WRITTEN TASK:
Please retype the listing below line for line, without changing anything, and leave out the pictures.

EXERCISE MATERIAL:
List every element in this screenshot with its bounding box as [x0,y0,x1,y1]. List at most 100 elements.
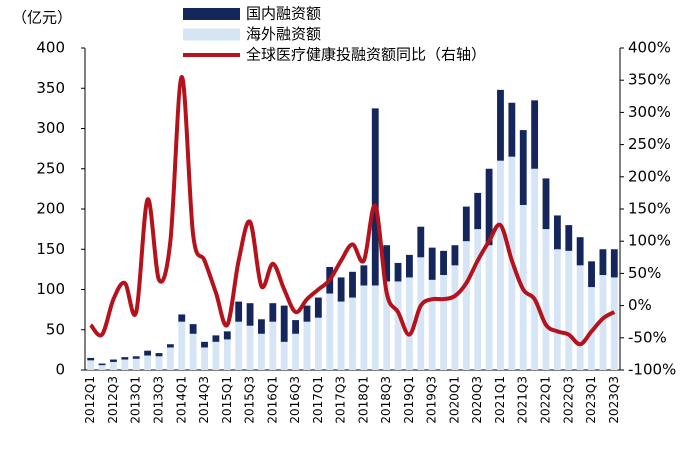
bar-segment [155,356,163,370]
bar-segment [485,245,493,370]
bar-segment [212,335,220,342]
bar-segment [451,265,459,370]
bar-segment [371,285,379,370]
x-tick-label: 2021Q1 [493,376,507,424]
bar-segment [110,361,117,370]
bar-segment [588,261,595,288]
x-tick-label: 2013Q3 [151,376,165,424]
bar-segment [144,355,152,370]
x-tick-label: 2016Q3 [288,376,302,424]
bar-segment [576,237,584,266]
bar-segment [508,102,516,157]
bar-segment [462,206,470,242]
bar-segment [440,275,447,370]
x-tick-label: 2020Q1 [447,376,461,424]
x-tick-label: 2012Q3 [106,376,120,424]
y2-tick-label: 50% [628,264,661,282]
legend-label: 海外融资额 [246,25,321,43]
y2-tick-label: 300% [628,103,671,121]
bar-segment [497,89,504,161]
bar-segment [258,319,265,334]
bar-segment [337,277,345,302]
bar-segment [314,317,322,370]
x-tick-label: 2017Q1 [311,376,325,424]
bar-segment [121,359,129,370]
bar-segment [132,356,140,359]
y-unit-label: （亿元） [12,9,72,27]
bar-segment [417,257,425,370]
bar-segment [542,178,550,230]
bar-segment [98,363,106,366]
x-tick-label: 2021Q3 [516,376,530,424]
bar-segment [542,229,550,370]
bar-segment [497,160,504,370]
bar-segment [519,130,527,205]
bar-segment [269,321,277,370]
bar-segment [406,277,413,370]
bar-segment [360,265,368,286]
y-tick-label: 100 [36,280,65,298]
bar-segment [565,250,573,370]
bar-segment [189,324,197,334]
bar-segment [303,321,311,370]
y2-tick-label: 0% [628,296,652,314]
bar-segment [599,275,607,370]
x-tick-label: 2013Q1 [129,376,143,424]
bar-segment [292,320,299,334]
bar-segment [223,331,231,340]
bar-segment [246,325,254,370]
bar-segment [610,277,618,370]
y-tick-label: 250 [36,159,65,177]
x-tick-label: 2023Q3 [607,376,621,424]
legend-swatch [183,8,240,20]
bar-segment [110,359,117,362]
bar-segment [553,249,561,370]
bar-segment [201,341,208,348]
x-tick-label: 2018Q1 [356,376,370,424]
x-tick-label: 2019Q3 [425,376,439,424]
x-tick-label: 2017Q3 [334,376,348,424]
bar-segment [155,353,163,357]
y2-tick-label: 350% [628,71,671,89]
bar-segment [474,192,482,230]
x-tick-label: 2023Q1 [584,376,598,424]
bar-segment [485,168,493,246]
bar-segment [383,281,391,370]
bar-segment [440,250,447,276]
bar-segment [383,245,391,282]
bar-segment [417,226,425,258]
bar-segment [212,341,220,370]
bar-segment [87,357,95,361]
bar-segment [223,339,231,370]
y-tick-label: 400 [36,39,65,57]
legend-swatch [183,28,240,41]
x-tick-label: 2022Q1 [539,376,553,424]
bar-segment [166,347,174,370]
bar-segment [349,271,356,298]
bar-segment [576,265,584,370]
line-series [89,74,616,347]
bar-segment [406,254,413,278]
bar-segment [189,333,197,370]
y2-tick-label: 100% [628,232,671,250]
bar-segment [451,245,459,266]
x-tick-label: 2022Q3 [561,376,575,424]
bar-segment [235,321,243,370]
bar-segment [531,100,539,169]
bar-segment [337,301,345,370]
y-tick-label: 0 [55,361,65,379]
bar-segment [394,262,402,282]
bar-segment [394,281,402,370]
bar-segment [599,249,607,276]
bar-segment [371,108,379,286]
bar-segment [292,333,299,370]
bar-segment [258,333,265,370]
y2-tick-label: 250% [628,135,671,153]
bar-segment [314,297,322,318]
x-tick-label: 2014Q1 [174,376,188,424]
bar-segment [166,344,174,348]
x-tick-label: 2016Q1 [265,376,279,424]
bar-segment [610,249,618,278]
x-tick-label: 2015Q1 [220,376,234,424]
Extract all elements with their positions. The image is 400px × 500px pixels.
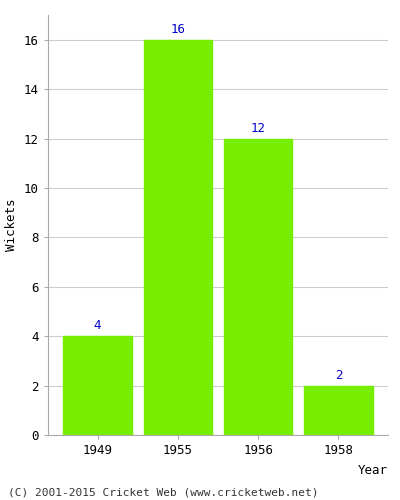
Bar — [304, 386, 372, 435]
Y-axis label: Wickets: Wickets — [6, 198, 18, 251]
Bar — [144, 40, 212, 435]
Text: 4: 4 — [94, 320, 101, 332]
Text: 12: 12 — [251, 122, 266, 135]
Text: Year: Year — [358, 464, 388, 477]
Text: 16: 16 — [170, 23, 185, 36]
Bar — [224, 138, 292, 435]
Text: (C) 2001-2015 Cricket Web (www.cricketweb.net): (C) 2001-2015 Cricket Web (www.cricketwe… — [8, 488, 318, 498]
Bar — [64, 336, 132, 435]
Text: 2: 2 — [335, 369, 342, 382]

EXERCISE RESPONSE:
List every element in this screenshot with its bounding box as [x0,y0,x1,y1]. List at most 100 elements.
bar-segment [155,356,163,370]
bar-segment [485,245,493,370]
bar-segment [212,335,220,342]
bar-segment [451,265,459,370]
bar-segment [371,285,379,370]
x-tick-label: 2021Q1 [493,376,507,424]
bar-segment [110,361,117,370]
bar-segment [588,261,595,288]
x-tick-label: 2013Q3 [151,376,165,424]
bar-segment [144,355,152,370]
x-tick-label: 2016Q3 [288,376,302,424]
bar-segment [576,237,584,266]
bar-segment [508,102,516,157]
bar-segment [462,206,470,242]
bar-segment [440,275,447,370]
x-tick-label: 2020Q1 [447,376,461,424]
x-tick-label: 2012Q3 [106,376,120,424]
y2-tick-label: 50% [628,264,661,282]
legend-label: 海外融资额 [246,25,321,43]
y2-tick-label: 300% [628,103,671,121]
bar-segment [497,89,504,161]
bar-segment [258,319,265,334]
bar-segment [337,277,345,302]
bar-segment [314,317,322,370]
x-tick-label: 2017Q1 [311,376,325,424]
bar-segment [121,359,129,370]
bar-segment [132,356,140,359]
y-unit-label: （亿元） [12,9,72,27]
bar-segment [417,257,425,370]
bar-segment [542,178,550,230]
bar-segment [98,363,106,366]
x-tick-label: 2021Q3 [516,376,530,424]
bar-segment [542,229,550,370]
bar-segment [497,160,504,370]
bar-segment [519,130,527,205]
bar-segment [269,321,277,370]
bar-segment [406,277,413,370]
bar-segment [360,265,368,286]
y-tick-label: 100 [36,280,65,298]
bar-segment [565,250,573,370]
bar-segment [189,324,197,334]
bar-segment [303,321,311,370]
y2-tick-label: 0% [628,296,652,314]
bar-segment [599,275,607,370]
x-tick-label: 2013Q1 [129,376,143,424]
bar-segment [292,320,299,334]
bar-segment [223,331,231,340]
bar-segment [246,325,254,370]
bar-segment [610,277,618,370]
y-tick-label: 250 [36,159,65,177]
x-tick-label: 2023Q3 [607,376,621,424]
legend-swatch [183,8,240,20]
bar-segment [110,359,117,362]
bar-segment [553,249,561,370]
bar-segment [201,341,208,348]
x-tick-label: 2018Q1 [356,376,370,424]
x-tick-label: 2019Q3 [425,376,439,424]
x-tick-label: 2017Q3 [334,376,348,424]
bar-segment [155,353,163,357]
y2-tick-label: 350% [628,71,671,89]
bar-segment [474,192,482,230]
x-tick-label: 2023Q1 [584,376,598,424]
bar-segment [485,168,493,246]
bar-segment [383,281,391,370]
bar-segment [440,250,447,276]
bar-segment [383,245,391,282]
bar-segment [417,226,425,258]
bar-segment [212,341,220,370]
bar-segment [87,357,95,361]
bar-segment [223,339,231,370]
y-tick-label: 400 [36,39,65,57]
legend-swatch [183,28,240,41]
x-tick-label: 2022Q1 [539,376,553,424]
bar-segment [166,347,174,370]
bar-segment [349,271,356,298]
bar-segment [576,265,584,370]
line-series [89,74,616,347]
bar-segment [406,254,413,278]
bar-segment [189,333,197,370]
y2-tick-label: 100% [628,232,671,250]
bar-segment [451,245,459,266]
x-tick-label: 2022Q3 [561,376,575,424]
bar-segment [235,321,243,370]
bar-segment [531,100,539,169]
bar-segment [337,301,345,370]
y-tick-label: 0 [55,361,65,379]
bar-segment [394,262,402,282]
bar-segment [394,281,402,370]
bar-segment [599,249,607,276]
bar-segment [371,108,379,286]
bar-segment [292,333,299,370]
bar-segment [258,333,265,370]
y2-tick-label: 250% [628,135,671,153]
bar-segment [314,297,322,318]
x-tick-label: 2014Q1 [174,376,188,424]
bar-segment [166,344,174,348]
x-tick-label: 2016Q1 [265,376,279,424]
bar-segment [610,249,618,278]
x-tick-label: 2015Q1 [220,376,234,424]
Extract all elements with their positions. The image is 400px × 500px pixels.
Bar — [304, 386, 372, 435]
Y-axis label: Wickets: Wickets — [6, 198, 18, 251]
Bar — [144, 40, 212, 435]
Text: 4: 4 — [94, 320, 101, 332]
Text: 12: 12 — [251, 122, 266, 135]
Text: Year: Year — [358, 464, 388, 477]
Text: 16: 16 — [170, 23, 185, 36]
Bar — [224, 138, 292, 435]
Text: (C) 2001-2015 Cricket Web (www.cricketweb.net): (C) 2001-2015 Cricket Web (www.cricketwe… — [8, 488, 318, 498]
Bar — [64, 336, 132, 435]
Text: 2: 2 — [335, 369, 342, 382]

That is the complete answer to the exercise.